## START

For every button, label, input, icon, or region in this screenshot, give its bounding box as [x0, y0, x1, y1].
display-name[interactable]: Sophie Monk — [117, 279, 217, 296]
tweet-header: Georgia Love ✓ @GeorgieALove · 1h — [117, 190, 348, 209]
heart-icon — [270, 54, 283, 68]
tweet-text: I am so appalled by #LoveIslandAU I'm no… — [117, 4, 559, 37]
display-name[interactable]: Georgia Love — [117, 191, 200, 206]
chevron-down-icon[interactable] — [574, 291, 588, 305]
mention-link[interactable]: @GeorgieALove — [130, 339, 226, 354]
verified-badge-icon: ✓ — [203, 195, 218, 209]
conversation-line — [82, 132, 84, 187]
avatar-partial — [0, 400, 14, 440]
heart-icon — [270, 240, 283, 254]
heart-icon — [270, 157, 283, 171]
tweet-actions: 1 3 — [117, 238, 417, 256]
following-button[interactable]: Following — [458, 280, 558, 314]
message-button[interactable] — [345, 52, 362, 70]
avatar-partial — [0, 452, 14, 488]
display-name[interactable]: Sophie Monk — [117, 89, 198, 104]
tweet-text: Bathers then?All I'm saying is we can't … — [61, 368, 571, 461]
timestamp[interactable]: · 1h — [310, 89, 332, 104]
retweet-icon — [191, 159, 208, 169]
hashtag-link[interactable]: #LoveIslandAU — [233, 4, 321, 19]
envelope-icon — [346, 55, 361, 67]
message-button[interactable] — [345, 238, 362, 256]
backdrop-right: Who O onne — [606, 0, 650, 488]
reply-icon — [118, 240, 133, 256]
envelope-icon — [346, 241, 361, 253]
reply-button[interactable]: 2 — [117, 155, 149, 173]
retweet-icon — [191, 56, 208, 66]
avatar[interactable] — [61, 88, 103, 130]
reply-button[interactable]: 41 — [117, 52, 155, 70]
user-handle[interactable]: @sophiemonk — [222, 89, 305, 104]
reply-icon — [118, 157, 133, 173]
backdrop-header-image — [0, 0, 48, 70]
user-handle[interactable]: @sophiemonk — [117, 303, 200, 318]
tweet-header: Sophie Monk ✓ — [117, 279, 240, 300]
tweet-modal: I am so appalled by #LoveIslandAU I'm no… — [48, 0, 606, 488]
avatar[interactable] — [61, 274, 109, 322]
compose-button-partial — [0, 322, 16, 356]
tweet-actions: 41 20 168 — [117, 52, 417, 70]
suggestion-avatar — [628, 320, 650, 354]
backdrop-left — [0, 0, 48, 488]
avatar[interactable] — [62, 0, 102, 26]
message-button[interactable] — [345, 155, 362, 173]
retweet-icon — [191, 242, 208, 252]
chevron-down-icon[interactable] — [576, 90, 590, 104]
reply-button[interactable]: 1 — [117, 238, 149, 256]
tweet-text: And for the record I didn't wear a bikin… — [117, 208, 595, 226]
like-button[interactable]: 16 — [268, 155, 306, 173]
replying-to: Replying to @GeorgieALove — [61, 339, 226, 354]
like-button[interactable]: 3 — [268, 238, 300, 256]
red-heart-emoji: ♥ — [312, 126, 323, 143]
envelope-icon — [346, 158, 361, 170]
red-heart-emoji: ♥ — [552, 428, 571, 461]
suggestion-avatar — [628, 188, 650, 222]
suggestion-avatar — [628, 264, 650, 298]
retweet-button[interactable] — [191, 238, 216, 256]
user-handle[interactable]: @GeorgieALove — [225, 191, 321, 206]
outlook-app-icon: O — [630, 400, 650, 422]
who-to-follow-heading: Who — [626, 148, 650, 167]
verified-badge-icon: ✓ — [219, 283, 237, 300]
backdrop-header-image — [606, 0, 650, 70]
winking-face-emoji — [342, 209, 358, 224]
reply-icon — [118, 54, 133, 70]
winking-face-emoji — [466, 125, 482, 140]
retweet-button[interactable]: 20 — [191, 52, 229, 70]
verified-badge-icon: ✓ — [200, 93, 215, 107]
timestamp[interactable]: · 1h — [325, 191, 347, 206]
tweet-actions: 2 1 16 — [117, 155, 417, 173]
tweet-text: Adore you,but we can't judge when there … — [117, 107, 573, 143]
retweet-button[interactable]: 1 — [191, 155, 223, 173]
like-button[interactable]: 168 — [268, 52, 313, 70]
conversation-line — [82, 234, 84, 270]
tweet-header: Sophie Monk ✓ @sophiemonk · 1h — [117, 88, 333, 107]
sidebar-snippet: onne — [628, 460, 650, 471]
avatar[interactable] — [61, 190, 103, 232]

## END

▶ [Work to complete]: Copy every line of the records above without changing anything.

▶ [Finished task]:
For every button, label, input, icon, or region in this screenshot, give its bounding box as [x0, y0, x1, y1].
display-name[interactable]: Sophie Monk — [117, 279, 217, 296]
tweet-header: Georgia Love ✓ @GeorgieALove · 1h — [117, 190, 348, 209]
heart-icon — [270, 54, 283, 68]
tweet-text: I am so appalled by #LoveIslandAU I'm no… — [117, 4, 559, 37]
display-name[interactable]: Georgia Love — [117, 191, 200, 206]
chevron-down-icon[interactable] — [574, 291, 588, 305]
mention-link[interactable]: @GeorgieALove — [130, 339, 226, 354]
verified-badge-icon: ✓ — [203, 195, 218, 209]
conversation-line — [82, 132, 84, 187]
avatar-partial — [0, 400, 14, 440]
heart-icon — [270, 240, 283, 254]
heart-icon — [270, 157, 283, 171]
tweet-actions: 1 3 — [117, 238, 417, 256]
following-button[interactable]: Following — [458, 280, 558, 314]
message-button[interactable] — [345, 52, 362, 70]
avatar-partial — [0, 452, 14, 488]
display-name[interactable]: Sophie Monk — [117, 89, 198, 104]
tweet-text: Bathers then?All I'm saying is we can't … — [61, 368, 571, 461]
timestamp[interactable]: · 1h — [310, 89, 332, 104]
retweet-icon — [191, 159, 208, 169]
hashtag-link[interactable]: #LoveIslandAU — [233, 4, 321, 19]
envelope-icon — [346, 55, 361, 67]
message-button[interactable] — [345, 238, 362, 256]
backdrop-right: Who O onne — [606, 0, 650, 488]
reply-icon — [118, 240, 133, 256]
envelope-icon — [346, 241, 361, 253]
reply-button[interactable]: 2 — [117, 155, 149, 173]
retweet-icon — [191, 56, 208, 66]
avatar[interactable] — [61, 88, 103, 130]
reply-button[interactable]: 41 — [117, 52, 155, 70]
user-handle[interactable]: @sophiemonk — [222, 89, 305, 104]
reply-icon — [118, 157, 133, 173]
backdrop-header-image — [0, 0, 48, 70]
user-handle[interactable]: @sophiemonk — [117, 303, 200, 318]
tweet-header: Sophie Monk ✓ — [117, 279, 240, 300]
tweet-modal: I am so appalled by #LoveIslandAU I'm no… — [48, 0, 606, 488]
avatar[interactable] — [61, 274, 109, 322]
compose-button-partial — [0, 322, 16, 356]
tweet-actions: 41 20 168 — [117, 52, 417, 70]
suggestion-avatar — [628, 320, 650, 354]
backdrop-left — [0, 0, 48, 488]
avatar[interactable] — [62, 0, 102, 26]
message-button[interactable] — [345, 155, 362, 173]
retweet-icon — [191, 242, 208, 252]
chevron-down-icon[interactable] — [576, 90, 590, 104]
reply-button[interactable]: 1 — [117, 238, 149, 256]
tweet-text: And for the record I didn't wear a bikin… — [117, 208, 595, 226]
like-button[interactable]: 16 — [268, 155, 306, 173]
replying-to: Replying to @GeorgieALove — [61, 339, 226, 354]
like-button[interactable]: 3 — [268, 238, 300, 256]
red-heart-emoji: ♥ — [312, 126, 323, 143]
envelope-icon — [346, 158, 361, 170]
red-heart-emoji: ♥ — [552, 428, 571, 461]
suggestion-avatar — [628, 188, 650, 222]
suggestion-avatar — [628, 264, 650, 298]
retweet-button[interactable] — [191, 238, 216, 256]
user-handle[interactable]: @GeorgieALove — [225, 191, 321, 206]
outlook-app-icon: O — [630, 400, 650, 422]
who-to-follow-heading: Who — [626, 148, 650, 167]
verified-badge-icon: ✓ — [219, 283, 237, 300]
backdrop-header-image — [606, 0, 650, 70]
winking-face-emoji — [342, 209, 358, 224]
reply-icon — [118, 54, 133, 70]
winking-face-emoji — [466, 125, 482, 140]
retweet-button[interactable]: 20 — [191, 52, 229, 70]
verified-badge-icon: ✓ — [200, 93, 215, 107]
timestamp[interactable]: · 1h — [325, 191, 347, 206]
tweet-actions: 2 1 16 — [117, 155, 417, 173]
tweet-text: Adore you,but we can't judge when there … — [117, 107, 573, 143]
retweet-button[interactable]: 1 — [191, 155, 223, 173]
like-button[interactable]: 168 — [268, 52, 313, 70]
conversation-line — [82, 234, 84, 270]
tweet-header: Sophie Monk ✓ @sophiemonk · 1h — [117, 88, 333, 107]
sidebar-snippet: onne — [628, 460, 650, 471]
avatar[interactable] — [61, 190, 103, 232]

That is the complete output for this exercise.